Objective
Will you output all of the data below exactly, omitting the images?
** start of Material provided **
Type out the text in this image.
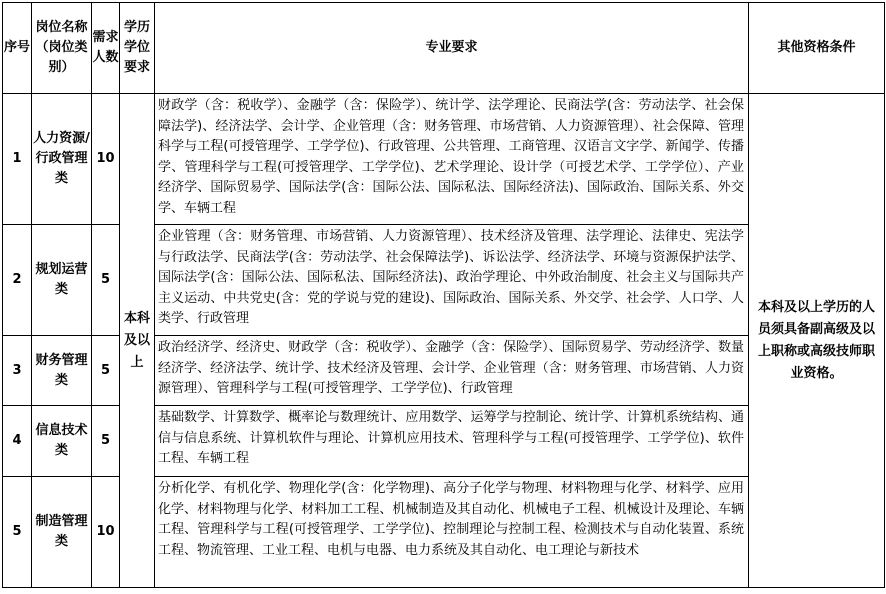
序号	岗位名称（岗位类别）	需求人数	学历学位要求	专业要求	其他资格条件
1	人力资源/行政管理类	10	本科及以上	财政学（含：税收学）、金融学（含：保险学）、统计学、法学理论、民商法学(含：劳动法学、社会保障法学)、经济法学、会计学、企业管理（含：财务管理、市场营销、人力资源管理）、社会保障、管理科学与工程(可授管理学、工学学位)、行政管理、公共管理、工商管理、汉语言文字学、新闻学、传播学、管理科学与工程(可授管理学、工学学位)、艺术学理论、设计学（可授艺术学、工学学位）、产业经济学、国际贸易学、国际法学(含：国际公法、国际私法、国际经济法)、国际政治、国际关系、外交学、车辆工程	本科及以上学历的人员须具备副高级及以上职称或高级技师职业资格。
2	规划运营类	5		企业管理（含：财务管理、市场营销、人力资源管理）、技术经济及管理、法学理论、法律史、宪法学与行政法学、民商法学(含：劳动法学、社会保障法学)、诉讼法学、经济法学、环境与资源保护法学、国际法学(含：国际公法、国际私法、国际经济法)、政治学理论、中外政治制度、社会主义与国际共产主义运动、中共党史(含：党的学说与党的建设)、国际政治、国际关系、外交学、社会学、人口学、人类学、行政管理	
3	财务管理类	5		政治经济学、经济史、财政学（含：税收学）、金融学（含：保险学）、国际贸易学、劳动经济学、数量经济学、经济法学、统计学、技术经济及管理、会计学、企业管理（含：财务管理、市场营销、人力资源管理）、管理科学与工程(可授管理学、工学学位)、行政管理	
4	信息技术类	5		基础数学、计算数学、概率论与数理统计、应用数学、运筹学与控制论、统计学、计算机系统结构、通信与信息系统、计算机软件与理论、计算机应用技术、管理科学与工程(可授管理学、工学学位)、软件工程、车辆工程	
5	制造管理类	10		分析化学、有机化学、物理化学(含：化学物理)、高分子化学与物理、材料物理与化学、材料学、应用化学、材料物理与化学、材料加工工程、机械制造及其自动化、机械电子工程、机械设计及理论、车辆工程、管理科学与工程(可授管理学、工学学位)、控制理论与控制工程、检测技术与自动化装置、系统工程、物流管理、工业工程、电机与电器、电力系统及其自动化、电工理论与新技术	
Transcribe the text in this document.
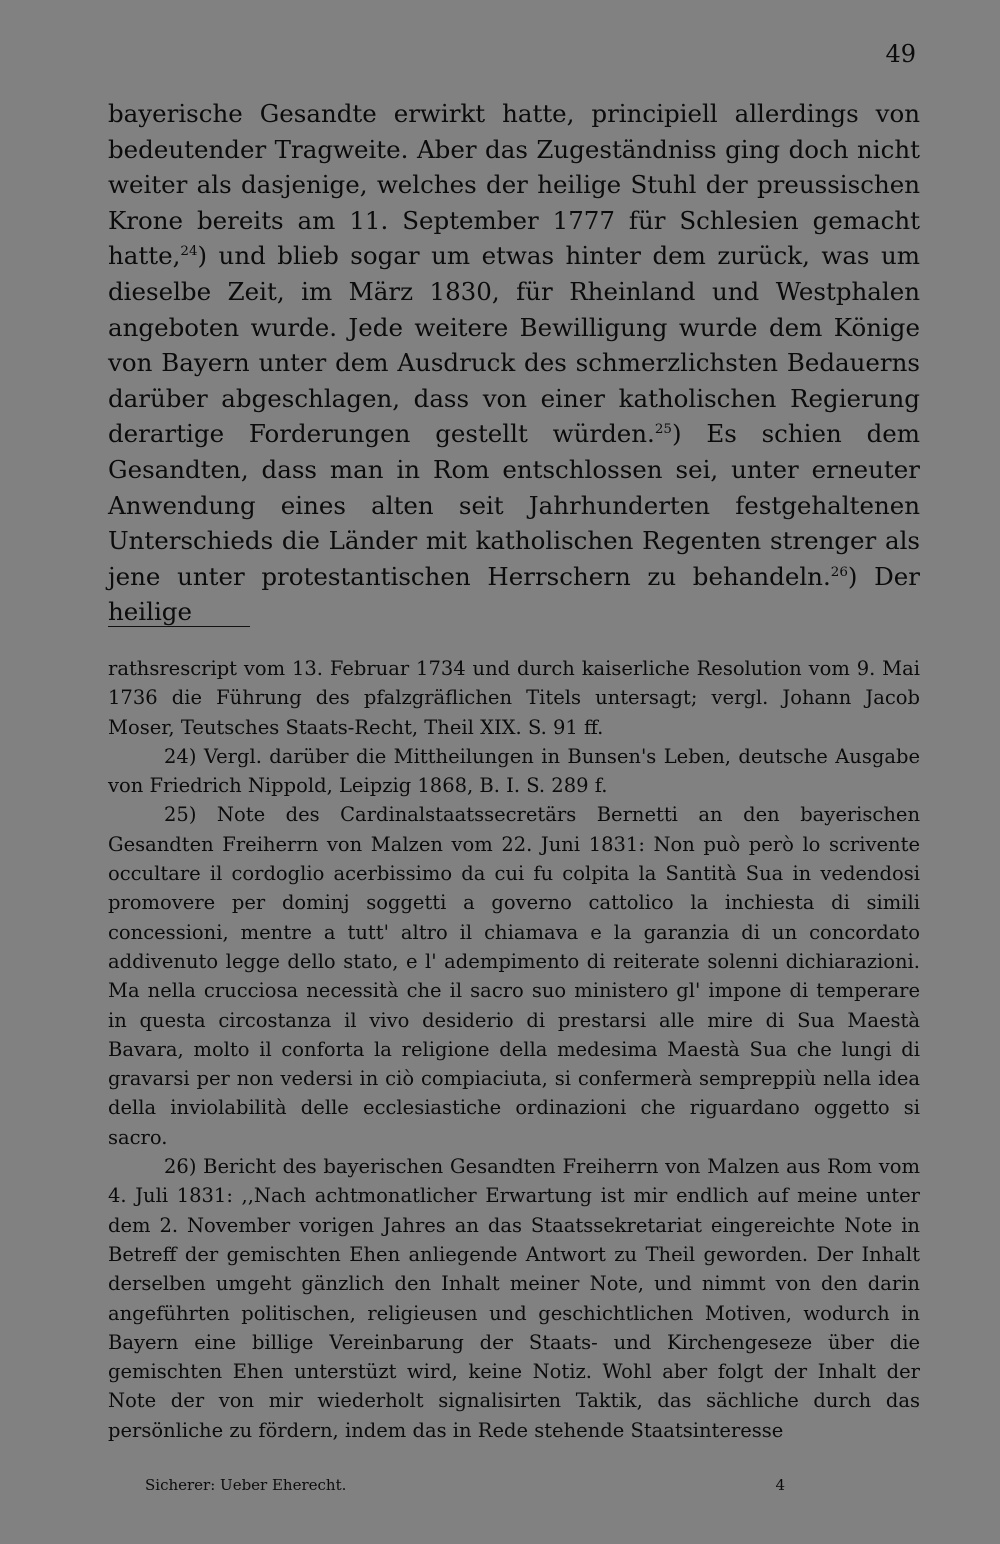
49

bayerische Gesandte erwirkt hatte, principiell allerdings von bedeutender Tragweite. Aber das Zugeständniss ging doch nicht weiter als dasjenige, welches der heilige Stuhl der preussischen Krone bereits am 11. September 1777 für Schlesien gemacht hatte,$^{24}$) und blieb sogar um etwas hinter dem zurück, was um dieselbe Zeit, im März 1830, für Rheinland und Westphalen angeboten wurde. Jede weitere Bewilligung wurde dem Könige von Bayern unter dem Ausdruck des schmerzlichsten Bedauerns darüber abgeschlagen, dass von einer katholischen Regierung derartige Forderungen gestellt würden.$^{25}$) Es schien dem Gesandten, dass man in Rom entschlossen sei, unter erneuter Anwendung eines alten seit Jahrhunderten festgehaltenen Unterschieds die Länder mit katholischen Regenten strenger als jene unter protestantischen Herrschern zu behandeln.$^{26}$) Der heilige

rathsrescript vom 13. Februar 1734 und durch kaiserliche Resolution vom 9. Mai 1736 die Führung des pfalzgräflichen Titels untersagt; vergl. Johann Jacob Moser, Teutsches Staats-Recht, Theil XIX. S. 91 ff.

24) Vergl. darüber die Mittheilungen in Bunsen's Leben, deutsche Ausgabe von Friedrich Nippold, Leipzig 1868, B. I. S. 289 f.

25) Note des Cardinalstaatssecretärs Bernetti an den bayerischen Gesandten Freiherrn von Malzen vom 22. Juni 1831: Non può però lo scrivente occultare il cordoglio acerbissimo da cui fu colpita la Santità Sua in vedendosi promovere per dominj soggetti a governo cattolico la inchiesta di simili concessioni, mentre a tutt' altro il chiamava e la garanzia di un concordato addivenuto legge dello stato, e l' adempimento di reiterate solenni dichiarazioni. Ma nella crucciosa necessità che il sacro suo ministero gl' impone di temperare in questa circostanza il vivo desiderio di prestarsi alle mire di Sua Maestà Bavara, molto il conforta la religione della medesima Maestà Sua che lungi di gravarsi per non vedersi in ciò compiaciuta, si confermerà sempreppiù nella idea della inviolabilità delle ecclesiastiche ordinazioni che riguardano oggetto si sacro.

26) Bericht des bayerischen Gesandten Freiherrn von Malzen aus Rom vom 4. Juli 1831: ,,Nach achtmonatlicher Erwartung ist mir endlich auf meine unter dem 2. November vorigen Jahres an das Staatssekretariat eingereichte Note in Betreff der gemischten Ehen anliegende Antwort zu Theil geworden. Der Inhalt derselben umgeht gänzlich den Inhalt meiner Note, und nimmt von den darin angeführten politischen, religieusen und geschichtlichen Motiven, wodurch in Bayern eine billige Vereinbarung der Staats- und Kirchengeseze über die gemischten Ehen unterstüzt wird, keine Notiz. Wohl aber folgt der Inhalt der Note der von mir wiederholt signalisirten Taktik, das sächliche durch das persönliche zu fördern, indem das in Rede stehende Staatsinteresse

Sicherer: Ueber Eherecht.	4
** end of Material provided **
Expected output
Type out the text in this image.
序号	岗位名称（岗位类别）	需求人数	学历学位要求	专业要求	其他资格条件
1	人力资源/行政管理类	10	本科及以上	财政学（含：税收学）、金融学（含：保险学）、统计学、法学理论、民商法学(含：劳动法学、社会保障法学)、经济法学、会计学、企业管理（含：财务管理、市场营销、人力资源管理）、社会保障、管理科学与工程(可授管理学、工学学位)、行政管理、公共管理、工商管理、汉语言文字学、新闻学、传播学、管理科学与工程(可授管理学、工学学位)、艺术学理论、设计学（可授艺术学、工学学位）、产业经济学、国际贸易学、国际法学(含：国际公法、国际私法、国际经济法)、国际政治、国际关系、外交学、车辆工程	本科及以上学历的人员须具备副高级及以上职称或高级技师职业资格。
2	规划运营类	5		企业管理（含：财务管理、市场营销、人力资源管理）、技术经济及管理、法学理论、法律史、宪法学与行政法学、民商法学(含：劳动法学、社会保障法学)、诉讼法学、经济法学、环境与资源保护法学、国际法学(含：国际公法、国际私法、国际经济法)、政治学理论、中外政治制度、社会主义与国际共产主义运动、中共党史(含：党的学说与党的建设)、国际政治、国际关系、外交学、社会学、人口学、人类学、行政管理	
3	财务管理类	5		政治经济学、经济史、财政学（含：税收学）、金融学（含：保险学）、国际贸易学、劳动经济学、数量经济学、经济法学、统计学、技术经济及管理、会计学、企业管理（含：财务管理、市场营销、人力资源管理）、管理科学与工程(可授管理学、工学学位)、行政管理	
4	信息技术类	5		基础数学、计算数学、概率论与数理统计、应用数学、运筹学与控制论、统计学、计算机系统结构、通信与信息系统、计算机软件与理论、计算机应用技术、管理科学与工程(可授管理学、工学学位)、软件工程、车辆工程	
5	制造管理类	10		分析化学、有机化学、物理化学(含：化学物理)、高分子化学与物理、材料物理与化学、材料学、应用化学、材料物理与化学、材料加工工程、机械制造及其自动化、机械电子工程、机械设计及理论、车辆工程、管理科学与工程(可授管理学、工学学位)、控制理论与控制工程、检测技术与自动化装置、系统工程、物流管理、工业工程、电机与电器、电力系统及其自动化、电工理论与新技术	
Transcribe the text in this document.
49

bayerische Gesandte erwirkt hatte, principiell allerdings von bedeutender Tragweite. Aber das Zugeständniss ging doch nicht weiter als dasjenige, welches der heilige Stuhl der preussischen Krone bereits am 11. September 1777 für Schlesien gemacht hatte,$^{24}$) und blieb sogar um etwas hinter dem zurück, was um dieselbe Zeit, im März 1830, für Rheinland und Westphalen angeboten wurde. Jede weitere Bewilligung wurde dem Könige von Bayern unter dem Ausdruck des schmerzlichsten Bedauerns darüber abgeschlagen, dass von einer katholischen Regierung derartige Forderungen gestellt würden.$^{25}$) Es schien dem Gesandten, dass man in Rom entschlossen sei, unter erneuter Anwendung eines alten seit Jahrhunderten festgehaltenen Unterschieds die Länder mit katholischen Regenten strenger als jene unter protestantischen Herrschern zu behandeln.$^{26}$) Der heilige

rathsrescript vom 13. Februar 1734 und durch kaiserliche Resolution vom 9. Mai 1736 die Führung des pfalzgräflichen Titels untersagt; vergl. Johann Jacob Moser, Teutsches Staats-Recht, Theil XIX. S. 91 ff.

24) Vergl. darüber die Mittheilungen in Bunsen's Leben, deutsche Ausgabe von Friedrich Nippold, Leipzig 1868, B. I. S. 289 f.

25) Note des Cardinalstaatssecretärs Bernetti an den bayerischen Gesandten Freiherrn von Malzen vom 22. Juni 1831: Non può però lo scrivente occultare il cordoglio acerbissimo da cui fu colpita la Santità Sua in vedendosi promovere per dominj soggetti a governo cattolico la inchiesta di simili concessioni, mentre a tutt' altro il chiamava e la garanzia di un concordato addivenuto legge dello stato, e l' adempimento di reiterate solenni dichiarazioni. Ma nella crucciosa necessità che il sacro suo ministero gl' impone di temperare in questa circostanza il vivo desiderio di prestarsi alle mire di Sua Maestà Bavara, molto il conforta la religione della medesima Maestà Sua che lungi di gravarsi per non vedersi in ciò compiaciuta, si confermerà sempreppiù nella idea della inviolabilità delle ecclesiastiche ordinazioni che riguardano oggetto si sacro.

26) Bericht des bayerischen Gesandten Freiherrn von Malzen aus Rom vom 4. Juli 1831: ,,Nach achtmonatlicher Erwartung ist mir endlich auf meine unter dem 2. November vorigen Jahres an das Staatssekretariat eingereichte Note in Betreff der gemischten Ehen anliegende Antwort zu Theil geworden. Der Inhalt derselben umgeht gänzlich den Inhalt meiner Note, und nimmt von den darin angeführten politischen, religieusen und geschichtlichen Motiven, wodurch in Bayern eine billige Vereinbarung der Staats- und Kirchengeseze über die gemischten Ehen unterstüzt wird, keine Notiz. Wohl aber folgt der Inhalt der Note der von mir wiederholt signalisirten Taktik, das sächliche durch das persönliche zu fördern, indem das in Rede stehende Staatsinteresse

Sicherer: Ueber Eherecht.	4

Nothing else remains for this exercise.